═══ Supplied data ═══

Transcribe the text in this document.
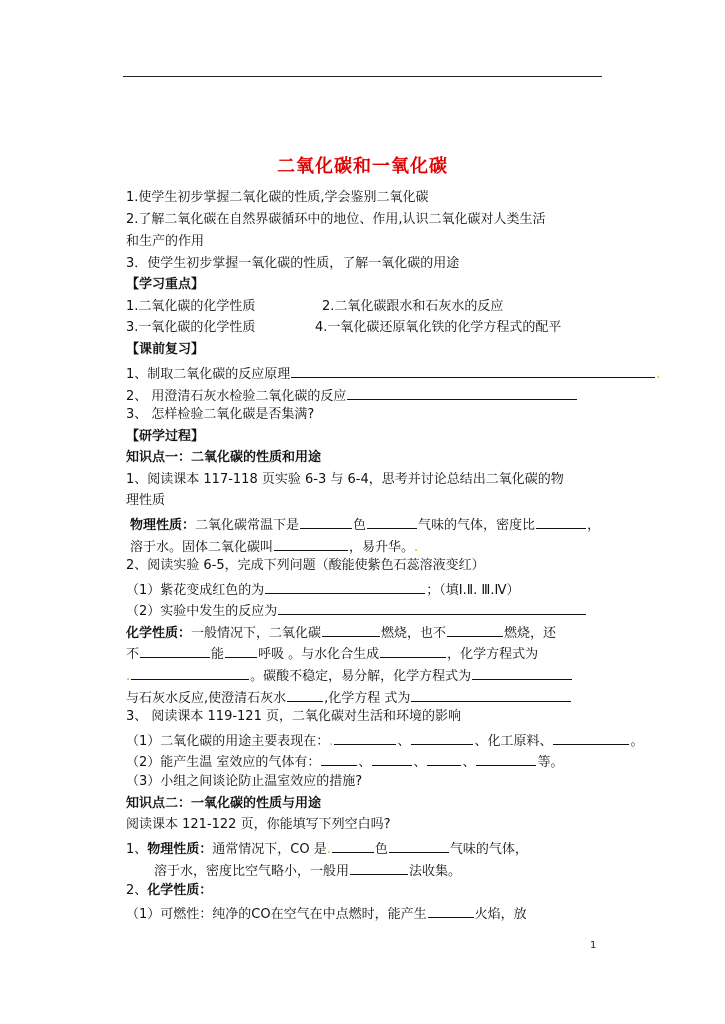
二氧化碳和一氧化碳
1.使学生初步掌握二氧化碳的性质,学会鉴别二氧化碳
2.了解二氧化碳在自然界碳循环中的地位、作用,认识二氧化碳对人类生活
和生产的作用
3．使学生初步掌握一氧化碳的性质，了解一氧化碳的用途
【学习重点】
1.二氧化碳的化学性质	2.二氧化碳跟水和石灰水的反应
3.一氧化碳的化学性质	4.一氧化碳还原氧化铁的化学方程式的配平
【课前复习】
1、制取二氧化碳的反应原理	.
2、 用澄清石灰水检验二氧化碳的反应
3、 怎样检验二氧化碳是否集满?
【研学过程】
知识点一：二氧化碳的性质和用途
1、阅读课本 117-118 页实验 6-3 与 6-4，思考并讨论总结出二氧化碳的物
理性质
物理性质：二氧化碳常温下是	色	气味的气体，密度比	，
溶于水。固体二氧化碳叫	，易升华。.
2、阅读实验 6-5，完成下列问题（酸能使紫色石蕊溶液变红）
（1）紫花变成红色的为	；（填Ⅰ.Ⅱ. Ⅲ.Ⅳ）
（2）实验中发生的反应为
化学性质：一般情况下，二氧化碳	燃烧，也不	燃烧，还
不	能	呼吸 。与水化合生成	，化学方程式为
.	。碳酸不稳定，易分解，化学方程式为
与石灰水反应,使澄清石灰水	,化学方程 式为
3、 阅读课本 119-121 页，二氧化碳对生活和环境的影响
（1）二氧化碳的用途主要表现在：.	、	、化工原料、	。
（2）能产生温 室效应的气体有：	、	、	、	等。
（3）小组之间谈论防止温室效应的措施?
知识点二：一氧化碳的性质与用途
阅读课本 121-122 页，你能填写下列空白吗?
1、物理性质：通常情况下，CO 是.	色	气味的气体，
溶于水，密度比空气略小，一般用	法收集。
2、化学性质：
（1）可燃性：纯净的CO在空气在中点燃时，能产生	火焰，放
1
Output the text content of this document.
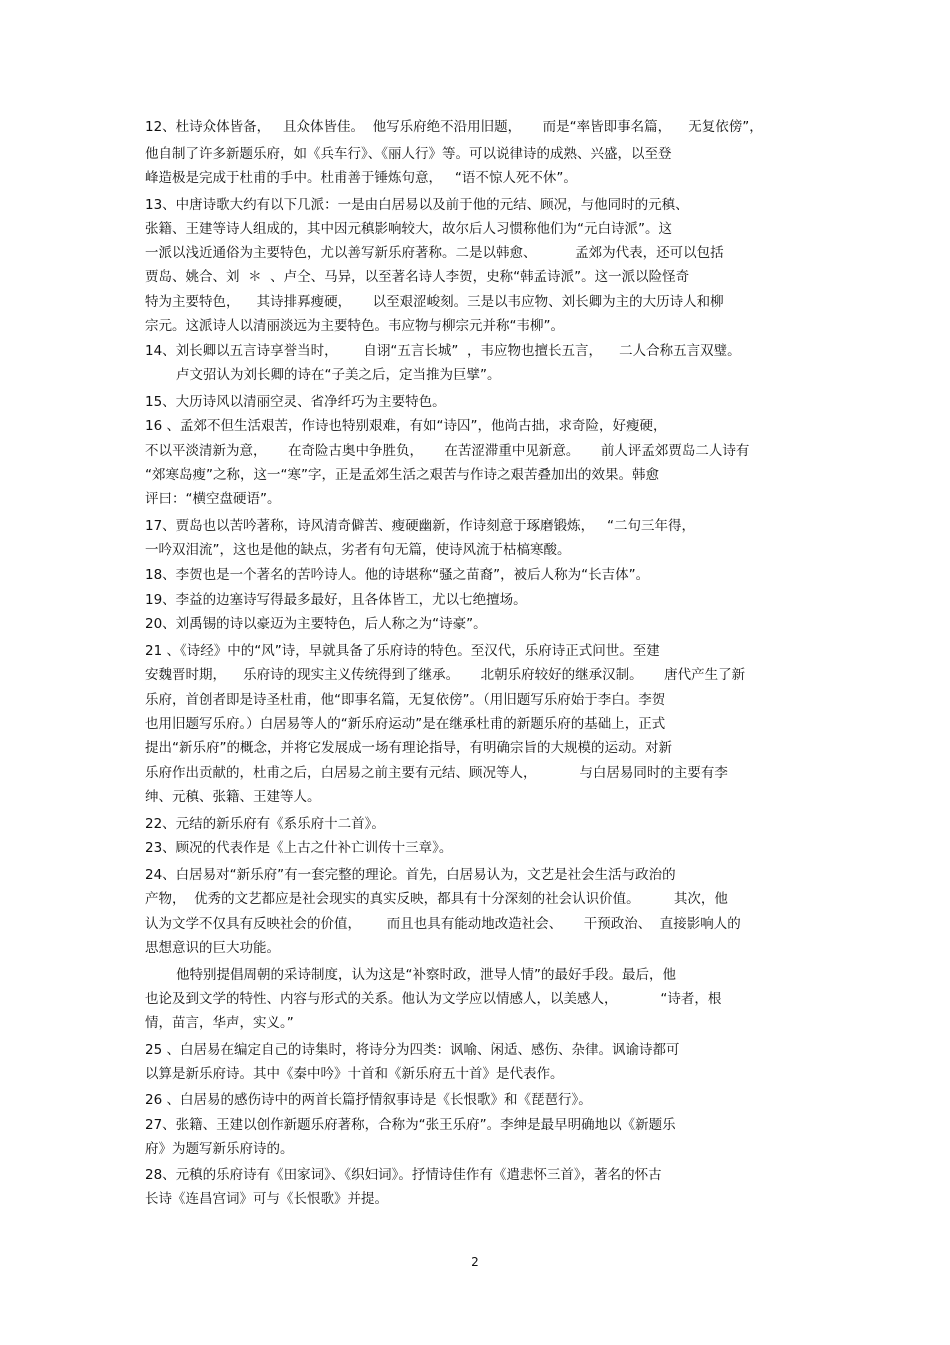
12、杜诗众体皆备，   且众体皆佳。  他写乐府绝不沿用旧题，     而是“率皆即事名篇，    无复依傍”，
他自制了许多新题乐府，如《兵车行》、《丽人行》等。可以说律诗的成熟、兴盛，以至登
峰造极是完成于杜甫的手中。杜甫善于锤炼句意，   “语不惊人死不休”。
13、中唐诗歌大约有以下几派：一是由白居易以及前于他的元结、顾况，与他同时的元稹、
张籍、王建等诗人组成的，其中因元稹影响较大，故尔后人习惯称他们为“元白诗派”。这
一派以浅近通俗为主要特色，尤以善写新乐府著称。二是以韩愈、         孟郊为代表，还可以包括
贾岛、姚合、刘  ＊  、卢仝、马异，以至著名诗人李贺，史称“韩孟诗派”。这一派以险怪奇
特为主要特色，    其诗排奡瘦硬，     以至艰涩峻刻。三是以韦应物、刘长卿为主的大历诗人和柳
宗元。这派诗人以清丽淡远为主要特色。韦应物与柳宗元并称“韦柳”。
14、刘长卿以五言诗享誉当时，      自诩“五言长城”  ，韦应物也擅长五言，    二人合称五言双璧。
卢文弨认为刘长卿的诗在“子美之后，定当推为巨擘”。
15、大历诗风以清丽空灵、省净纤巧为主要特色。
16 、孟郊不但生活艰苦，作诗也特别艰难，有如“诗囚”，他尚古拙，求奇险，好瘦硬，
不以平淡清新为意，     在奇险古奥中争胜负，     在苦涩滞重中见新意。     前人评孟郊贾岛二人诗有
“郊寒岛瘦”之称，这一“寒”字，正是孟郊生活之艰苦与作诗之艰苦叠加出的效果。韩愈
评曰：“横空盘硬语”。
17、贾岛也以苦吟著称，诗风清奇僻苦、瘦硬幽新，作诗刻意于琢磨锻炼，   “二句三年得，
一吟双泪流”，这也是他的缺点，劣者有句无篇，使诗风流于枯槁寒酸。
18、李贺也是一个著名的苦吟诗人。他的诗堪称“骚之苗裔”，被后人称为“长吉体”。
19、李益的边塞诗写得最多最好，且各体皆工，尤以七绝擅场。
20、刘禹锡的诗以豪迈为主要特色，后人称之为“诗豪”。
21 、《诗经》中的“风”诗，早就具备了乐府诗的特色。至汉代，乐府诗正式问世。至建
安魏晋时期，    乐府诗的现实主义传统得到了继承。     北朝乐府较好的继承汉制。     唐代产生了新
乐府，首创者即是诗圣杜甫，他“即事名篇，无复依傍”。（用旧题写乐府始于李白。李贺
也用旧题写乐府。）白居易等人的“新乐府运动”是在继承杜甫的新题乐府的基础上，正式
提出“新乐府”的概念，并将它发展成一场有理论指导，有明确宗旨的大规模的运动。对新
乐府作出贡献的，杜甫之后，白居易之前主要有元结、顾况等人，          与白居易同时的主要有李
绅、元稹、张籍、王建等人。
22、元结的新乐府有《系乐府十二首》。
23、顾况的代表作是《上古之什补亡训传十三章》。
24、白居易对“新乐府”有一套完整的理论。首先，白居易认为，文艺是社会生活与政治的
产物，  优秀的文艺都应是社会现实的真实反映，都具有十分深刻的社会认识价值。        其次，他
认为文学不仅具有反映社会的价值，      而且也具有能动地改造社会、     干预政治、  直接影响人的
思想意识的巨大功能。
他特别提倡周朝的采诗制度，认为这是“补察时政，泄导人情”的最好手段。最后，他
也论及到文学的特性、内容与形式的关系。他认为文学应以情感人，以美感人，          “诗者，根
情，苗言，华声，实义。”
25 、白居易在编定自己的诗集时，将诗分为四类：讽喻、闲适、感伤、杂律。讽谕诗都可
以算是新乐府诗。其中《秦中吟》十首和《新乐府五十首》是代表作。
26 、白居易的感伤诗中的两首长篇抒情叙事诗是《长恨歌》和《琵琶行》。
27、张籍、王建以创作新题乐府著称，合称为“张王乐府”。李绅是最早明确地以《新题乐
府》为题写新乐府诗的。
28、元稹的乐府诗有《田家词》、《织妇词》。抒情诗佳作有《遣悲怀三首》，著名的怀古
长诗《连昌宫词》可与《长恨歌》并提。
2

═══

- _Exercise description_
Each record above should be copied character for character, with pictures dropped.

- _Response below_
Transcribe the text in this document.
二氧化碳和一氧化碳
1.使学生初步掌握二氧化碳的性质,学会鉴别二氧化碳
2.了解二氧化碳在自然界碳循环中的地位、作用,认识二氧化碳对人类生活
和生产的作用
3．使学生初步掌握一氧化碳的性质，了解一氧化碳的用途
【学习重点】
1.二氧化碳的化学性质	2.二氧化碳跟水和石灰水的反应
3.一氧化碳的化学性质	4.一氧化碳还原氧化铁的化学方程式的配平
【课前复习】
1、制取二氧化碳的反应原理	.
2、 用澄清石灰水检验二氧化碳的反应
3、 怎样检验二氧化碳是否集满?
【研学过程】
知识点一：二氧化碳的性质和用途
1、阅读课本 117-118 页实验 6-3 与 6-4，思考并讨论总结出二氧化碳的物
理性质
物理性质：二氧化碳常温下是	色	气味的气体，密度比	，
溶于水。固体二氧化碳叫	，易升华。.
2、阅读实验 6-5，完成下列问题（酸能使紫色石蕊溶液变红）
（1）紫花变成红色的为	；（填Ⅰ.Ⅱ. Ⅲ.Ⅳ）
（2）实验中发生的反应为
化学性质：一般情况下，二氧化碳	燃烧，也不	燃烧，还
不	能	呼吸 。与水化合生成	，化学方程式为
.	。碳酸不稳定，易分解，化学方程式为
与石灰水反应,使澄清石灰水	,化学方程 式为
3、 阅读课本 119-121 页，二氧化碳对生活和环境的影响
（1）二氧化碳的用途主要表现在：.	、	、化工原料、	。
（2）能产生温 室效应的气体有：	、	、	、	等。
（3）小组之间谈论防止温室效应的措施?
知识点二：一氧化碳的性质与用途
阅读课本 121-122 页，你能填写下列空白吗?
1、物理性质：通常情况下，CO 是.	色	气味的气体，
溶于水，密度比空气略小，一般用	法收集。
2、化学性质：
（1）可燃性：纯净的CO在空气在中点燃时，能产生	火焰，放
1
Output the text content of this document.
12、杜诗众体皆备，   且众体皆佳。  他写乐府绝不沿用旧题，     而是“率皆即事名篇，    无复依傍”，
他自制了许多新题乐府，如《兵车行》、《丽人行》等。可以说律诗的成熟、兴盛，以至登
峰造极是完成于杜甫的手中。杜甫善于锤炼句意，   “语不惊人死不休”。
13、中唐诗歌大约有以下几派：一是由白居易以及前于他的元结、顾况，与他同时的元稹、
张籍、王建等诗人组成的，其中因元稹影响较大，故尔后人习惯称他们为“元白诗派”。这
一派以浅近通俗为主要特色，尤以善写新乐府著称。二是以韩愈、         孟郊为代表，还可以包括
贾岛、姚合、刘  ＊  、卢仝、马异，以至著名诗人李贺，史称“韩孟诗派”。这一派以险怪奇
特为主要特色，    其诗排奡瘦硬，     以至艰涩峻刻。三是以韦应物、刘长卿为主的大历诗人和柳
宗元。这派诗人以清丽淡远为主要特色。韦应物与柳宗元并称“韦柳”。
14、刘长卿以五言诗享誉当时，      自诩“五言长城”  ，韦应物也擅长五言，    二人合称五言双璧。
卢文弨认为刘长卿的诗在“子美之后，定当推为巨擘”。
15、大历诗风以清丽空灵、省净纤巧为主要特色。
16 、孟郊不但生活艰苦，作诗也特别艰难，有如“诗囚”，他尚古拙，求奇险，好瘦硬，
不以平淡清新为意，     在奇险古奥中争胜负，     在苦涩滞重中见新意。     前人评孟郊贾岛二人诗有
“郊寒岛瘦”之称，这一“寒”字，正是孟郊生活之艰苦与作诗之艰苦叠加出的效果。韩愈
评曰：“横空盘硬语”。
17、贾岛也以苦吟著称，诗风清奇僻苦、瘦硬幽新，作诗刻意于琢磨锻炼，   “二句三年得，
一吟双泪流”，这也是他的缺点，劣者有句无篇，使诗风流于枯槁寒酸。
18、李贺也是一个著名的苦吟诗人。他的诗堪称“骚之苗裔”，被后人称为“长吉体”。
19、李益的边塞诗写得最多最好，且各体皆工，尤以七绝擅场。
20、刘禹锡的诗以豪迈为主要特色，后人称之为“诗豪”。
21 、《诗经》中的“风”诗，早就具备了乐府诗的特色。至汉代，乐府诗正式问世。至建
安魏晋时期，    乐府诗的现实主义传统得到了继承。     北朝乐府较好的继承汉制。     唐代产生了新
乐府，首创者即是诗圣杜甫，他“即事名篇，无复依傍”。（用旧题写乐府始于李白。李贺
也用旧题写乐府。）白居易等人的“新乐府运动”是在继承杜甫的新题乐府的基础上，正式
提出“新乐府”的概念，并将它发展成一场有理论指导，有明确宗旨的大规模的运动。对新
乐府作出贡献的，杜甫之后，白居易之前主要有元结、顾况等人，          与白居易同时的主要有李
绅、元稹、张籍、王建等人。
22、元结的新乐府有《系乐府十二首》。
23、顾况的代表作是《上古之什补亡训传十三章》。
24、白居易对“新乐府”有一套完整的理论。首先，白居易认为，文艺是社会生活与政治的
产物，  优秀的文艺都应是社会现实的真实反映，都具有十分深刻的社会认识价值。        其次，他
认为文学不仅具有反映社会的价值，      而且也具有能动地改造社会、     干预政治、  直接影响人的
思想意识的巨大功能。
他特别提倡周朝的采诗制度，认为这是“补察时政，泄导人情”的最好手段。最后，他
也论及到文学的特性、内容与形式的关系。他认为文学应以情感人，以美感人，          “诗者，根
情，苗言，华声，实义。”
25 、白居易在编定自己的诗集时，将诗分为四类：讽喻、闲适、感伤、杂律。讽谕诗都可
以算是新乐府诗。其中《秦中吟》十首和《新乐府五十首》是代表作。
26 、白居易的感伤诗中的两首长篇抒情叙事诗是《长恨歌》和《琵琶行》。
27、张籍、王建以创作新题乐府著称，合称为“张王乐府”。李绅是最早明确地以《新题乐
府》为题写新乐府诗的。
28、元稹的乐府诗有《田家词》、《织妇词》。抒情诗佳作有《遣悲怀三首》，著名的怀古
长诗《连昌宫词》可与《长恨歌》并提。
2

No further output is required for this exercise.